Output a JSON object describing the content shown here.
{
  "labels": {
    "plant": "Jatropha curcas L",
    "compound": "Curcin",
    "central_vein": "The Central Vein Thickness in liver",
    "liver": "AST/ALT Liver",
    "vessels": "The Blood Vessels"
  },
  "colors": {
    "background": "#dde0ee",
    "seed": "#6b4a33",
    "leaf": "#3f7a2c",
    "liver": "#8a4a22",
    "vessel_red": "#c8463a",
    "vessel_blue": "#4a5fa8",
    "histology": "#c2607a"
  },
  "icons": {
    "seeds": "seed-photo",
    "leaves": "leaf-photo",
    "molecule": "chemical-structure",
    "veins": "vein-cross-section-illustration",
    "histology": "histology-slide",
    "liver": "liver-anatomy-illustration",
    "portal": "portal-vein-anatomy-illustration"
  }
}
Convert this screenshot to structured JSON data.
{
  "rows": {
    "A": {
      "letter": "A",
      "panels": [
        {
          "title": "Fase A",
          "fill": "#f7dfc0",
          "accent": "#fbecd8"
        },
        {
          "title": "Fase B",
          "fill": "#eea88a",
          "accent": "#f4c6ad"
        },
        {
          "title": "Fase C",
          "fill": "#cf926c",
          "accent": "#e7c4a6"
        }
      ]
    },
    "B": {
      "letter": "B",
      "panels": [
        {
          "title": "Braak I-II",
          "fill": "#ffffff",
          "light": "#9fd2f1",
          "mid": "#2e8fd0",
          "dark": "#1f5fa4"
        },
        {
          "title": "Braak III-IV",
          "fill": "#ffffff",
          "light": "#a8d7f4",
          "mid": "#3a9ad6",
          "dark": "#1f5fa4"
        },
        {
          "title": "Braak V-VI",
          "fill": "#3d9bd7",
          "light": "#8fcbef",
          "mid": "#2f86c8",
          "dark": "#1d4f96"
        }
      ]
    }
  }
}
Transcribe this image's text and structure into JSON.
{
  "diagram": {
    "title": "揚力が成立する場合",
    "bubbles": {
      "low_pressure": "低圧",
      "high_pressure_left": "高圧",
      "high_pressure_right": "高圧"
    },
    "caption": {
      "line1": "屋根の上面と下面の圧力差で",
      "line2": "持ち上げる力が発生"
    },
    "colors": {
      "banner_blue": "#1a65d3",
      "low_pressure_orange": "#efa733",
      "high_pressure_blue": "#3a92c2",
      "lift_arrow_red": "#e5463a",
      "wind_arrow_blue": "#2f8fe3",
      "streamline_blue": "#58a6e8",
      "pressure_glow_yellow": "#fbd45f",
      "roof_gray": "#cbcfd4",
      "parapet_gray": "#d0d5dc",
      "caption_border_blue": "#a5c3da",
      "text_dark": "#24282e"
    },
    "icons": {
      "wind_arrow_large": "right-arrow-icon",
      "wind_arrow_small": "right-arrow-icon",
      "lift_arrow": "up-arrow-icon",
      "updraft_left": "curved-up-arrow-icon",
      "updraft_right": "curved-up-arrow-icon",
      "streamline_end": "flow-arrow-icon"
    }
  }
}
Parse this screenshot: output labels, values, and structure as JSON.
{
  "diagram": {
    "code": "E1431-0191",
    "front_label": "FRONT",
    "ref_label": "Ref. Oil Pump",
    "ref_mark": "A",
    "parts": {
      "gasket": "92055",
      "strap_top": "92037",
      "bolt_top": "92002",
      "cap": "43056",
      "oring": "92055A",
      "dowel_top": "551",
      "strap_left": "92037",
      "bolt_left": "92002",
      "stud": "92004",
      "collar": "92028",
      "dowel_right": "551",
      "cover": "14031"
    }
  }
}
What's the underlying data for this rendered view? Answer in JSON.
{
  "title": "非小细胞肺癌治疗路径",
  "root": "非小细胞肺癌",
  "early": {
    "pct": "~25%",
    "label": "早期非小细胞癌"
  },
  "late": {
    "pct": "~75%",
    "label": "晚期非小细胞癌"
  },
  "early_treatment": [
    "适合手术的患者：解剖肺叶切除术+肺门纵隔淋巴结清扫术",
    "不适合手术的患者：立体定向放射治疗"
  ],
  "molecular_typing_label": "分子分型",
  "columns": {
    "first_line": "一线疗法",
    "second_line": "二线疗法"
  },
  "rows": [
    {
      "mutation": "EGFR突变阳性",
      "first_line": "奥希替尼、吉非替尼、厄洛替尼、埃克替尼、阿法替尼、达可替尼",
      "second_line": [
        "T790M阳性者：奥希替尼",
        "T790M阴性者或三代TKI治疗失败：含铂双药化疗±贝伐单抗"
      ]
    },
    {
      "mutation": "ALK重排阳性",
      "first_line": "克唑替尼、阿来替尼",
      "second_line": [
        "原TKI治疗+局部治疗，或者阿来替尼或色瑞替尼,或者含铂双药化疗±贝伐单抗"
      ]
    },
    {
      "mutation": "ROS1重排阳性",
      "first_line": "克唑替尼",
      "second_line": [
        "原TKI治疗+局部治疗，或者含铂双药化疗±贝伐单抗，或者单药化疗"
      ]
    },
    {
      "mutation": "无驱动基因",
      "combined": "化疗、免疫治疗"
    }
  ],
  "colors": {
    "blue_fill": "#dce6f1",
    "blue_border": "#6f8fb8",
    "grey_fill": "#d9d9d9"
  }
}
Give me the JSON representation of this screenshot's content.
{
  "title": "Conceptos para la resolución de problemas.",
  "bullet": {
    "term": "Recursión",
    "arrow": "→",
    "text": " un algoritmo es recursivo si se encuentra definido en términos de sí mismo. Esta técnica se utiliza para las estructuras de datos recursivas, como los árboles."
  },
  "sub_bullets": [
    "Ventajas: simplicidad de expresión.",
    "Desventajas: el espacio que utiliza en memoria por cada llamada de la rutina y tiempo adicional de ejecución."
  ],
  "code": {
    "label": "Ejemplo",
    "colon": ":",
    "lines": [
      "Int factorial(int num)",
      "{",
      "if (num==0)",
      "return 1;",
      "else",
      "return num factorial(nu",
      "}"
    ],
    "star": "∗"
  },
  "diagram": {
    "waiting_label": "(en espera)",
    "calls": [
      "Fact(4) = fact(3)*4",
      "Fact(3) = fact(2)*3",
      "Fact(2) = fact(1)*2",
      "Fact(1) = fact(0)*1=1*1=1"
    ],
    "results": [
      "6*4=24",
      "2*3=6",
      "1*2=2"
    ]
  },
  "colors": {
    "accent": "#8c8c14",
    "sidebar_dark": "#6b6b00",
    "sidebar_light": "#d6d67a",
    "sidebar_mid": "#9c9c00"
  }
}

_The problem_: Take the listing above and set it down exactly.

_In response_:
Output a JSON object describing the content shown here.
{
  "labels": {
    "plant": "Jatropha curcas L",
    "compound": "Curcin",
    "central_vein": "The Central Vein Thickness in liver",
    "liver": "AST/ALT Liver",
    "vessels": "The Blood Vessels"
  },
  "colors": {
    "background": "#dde0ee",
    "seed": "#6b4a33",
    "leaf": "#3f7a2c",
    "liver": "#8a4a22",
    "vessel_red": "#c8463a",
    "vessel_blue": "#4a5fa8",
    "histology": "#c2607a"
  },
  "icons": {
    "seeds": "seed-photo",
    "leaves": "leaf-photo",
    "molecule": "chemical-structure",
    "veins": "vein-cross-section-illustration",
    "histology": "histology-slide",
    "liver": "liver-anatomy-illustration",
    "portal": "portal-vein-anatomy-illustration"
  }
}
Convert this screenshot to structured JSON data.
{
  "rows": {
    "A": {
      "letter": "A",
      "panels": [
        {
          "title": "Fase A",
          "fill": "#f7dfc0",
          "accent": "#fbecd8"
        },
        {
          "title": "Fase B",
          "fill": "#eea88a",
          "accent": "#f4c6ad"
        },
        {
          "title": "Fase C",
          "fill": "#cf926c",
          "accent": "#e7c4a6"
        }
      ]
    },
    "B": {
      "letter": "B",
      "panels": [
        {
          "title": "Braak I-II",
          "fill": "#ffffff",
          "light": "#9fd2f1",
          "mid": "#2e8fd0",
          "dark": "#1f5fa4"
        },
        {
          "title": "Braak III-IV",
          "fill": "#ffffff",
          "light": "#a8d7f4",
          "mid": "#3a9ad6",
          "dark": "#1f5fa4"
        },
        {
          "title": "Braak V-VI",
          "fill": "#3d9bd7",
          "light": "#8fcbef",
          "mid": "#2f86c8",
          "dark": "#1d4f96"
        }
      ]
    }
  }
}
Transcribe this image's text and structure into JSON.
{
  "diagram": {
    "title": "揚力が成立する場合",
    "bubbles": {
      "low_pressure": "低圧",
      "high_pressure_left": "高圧",
      "high_pressure_right": "高圧"
    },
    "caption": {
      "line1": "屋根の上面と下面の圧力差で",
      "line2": "持ち上げる力が発生"
    },
    "colors": {
      "banner_blue": "#1a65d3",
      "low_pressure_orange": "#efa733",
      "high_pressure_blue": "#3a92c2",
      "lift_arrow_red": "#e5463a",
      "wind_arrow_blue": "#2f8fe3",
      "streamline_blue": "#58a6e8",
      "pressure_glow_yellow": "#fbd45f",
      "roof_gray": "#cbcfd4",
      "parapet_gray": "#d0d5dc",
      "caption_border_blue": "#a5c3da",
      "text_dark": "#24282e"
    },
    "icons": {
      "wind_arrow_large": "right-arrow-icon",
      "wind_arrow_small": "right-arrow-icon",
      "lift_arrow": "up-arrow-icon",
      "updraft_left": "curved-up-arrow-icon",
      "updraft_right": "curved-up-arrow-icon",
      "streamline_end": "flow-arrow-icon"
    }
  }
}
Parse this screenshot: output labels, values, and structure as JSON.
{
  "diagram": {
    "code": "E1431-0191",
    "front_label": "FRONT",
    "ref_label": "Ref. Oil Pump",
    "ref_mark": "A",
    "parts": {
      "gasket": "92055",
      "strap_top": "92037",
      "bolt_top": "92002",
      "cap": "43056",
      "oring": "92055A",
      "dowel_top": "551",
      "strap_left": "92037",
      "bolt_left": "92002",
      "stud": "92004",
      "collar": "92028",
      "dowel_right": "551",
      "cover": "14031"
    }
  }
}
What's the underlying data for this rendered view? Answer in JSON.
{
  "title": "非小细胞肺癌治疗路径",
  "root": "非小细胞肺癌",
  "early": {
    "pct": "~25%",
    "label": "早期非小细胞癌"
  },
  "late": {
    "pct": "~75%",
    "label": "晚期非小细胞癌"
  },
  "early_treatment": [
    "适合手术的患者：解剖肺叶切除术+肺门纵隔淋巴结清扫术",
    "不适合手术的患者：立体定向放射治疗"
  ],
  "molecular_typing_label": "分子分型",
  "columns": {
    "first_line": "一线疗法",
    "second_line": "二线疗法"
  },
  "rows": [
    {
      "mutation": "EGFR突变阳性",
      "first_line": "奥希替尼、吉非替尼、厄洛替尼、埃克替尼、阿法替尼、达可替尼",
      "second_line": [
        "T790M阳性者：奥希替尼",
        "T790M阴性者或三代TKI治疗失败：含铂双药化疗±贝伐单抗"
      ]
    },
    {
      "mutation": "ALK重排阳性",
      "first_line": "克唑替尼、阿来替尼",
      "second_line": [
        "原TKI治疗+局部治疗，或者阿来替尼或色瑞替尼,或者含铂双药化疗±贝伐单抗"
      ]
    },
    {
      "mutation": "ROS1重排阳性",
      "first_line": "克唑替尼",
      "second_line": [
        "原TKI治疗+局部治疗，或者含铂双药化疗±贝伐单抗，或者单药化疗"
      ]
    },
    {
      "mutation": "无驱动基因",
      "combined": "化疗、免疫治疗"
    }
  ],
  "colors": {
    "blue_fill": "#dce6f1",
    "blue_border": "#6f8fb8",
    "grey_fill": "#d9d9d9"
  }
}
Give me the JSON representation of this screenshot's content.
{
  "title": "Conceptos para la resolución de problemas.",
  "bullet": {
    "term": "Recursión",
    "arrow": "→",
    "text": " un algoritmo es recursivo si se encuentra definido en términos de sí mismo. Esta técnica se utiliza para las estructuras de datos recursivas, como los árboles."
  },
  "sub_bullets": [
    "Ventajas: simplicidad de expresión.",
    "Desventajas: el espacio que utiliza en memoria por cada llamada de la rutina y tiempo adicional de ejecución."
  ],
  "code": {
    "label": "Ejemplo",
    "colon": ":",
    "lines": [
      "Int factorial(int num)",
      "{",
      "if (num==0)",
      "return 1;",
      "else",
      "return num factorial(nu",
      "}"
    ],
    "star": "∗"
  },
  "diagram": {
    "waiting_label": "(en espera)",
    "calls": [
      "Fact(4) = fact(3)*4",
      "Fact(3) = fact(2)*3",
      "Fact(2) = fact(1)*2",
      "Fact(1) = fact(0)*1=1*1=1"
    ],
    "results": [
      "6*4=24",
      "2*3=6",
      "1*2=2"
    ]
  },
  "colors": {
    "accent": "#8c8c14",
    "sidebar_dark": "#6b6b00",
    "sidebar_light": "#d6d67a",
    "sidebar_mid": "#9c9c00"
  }
}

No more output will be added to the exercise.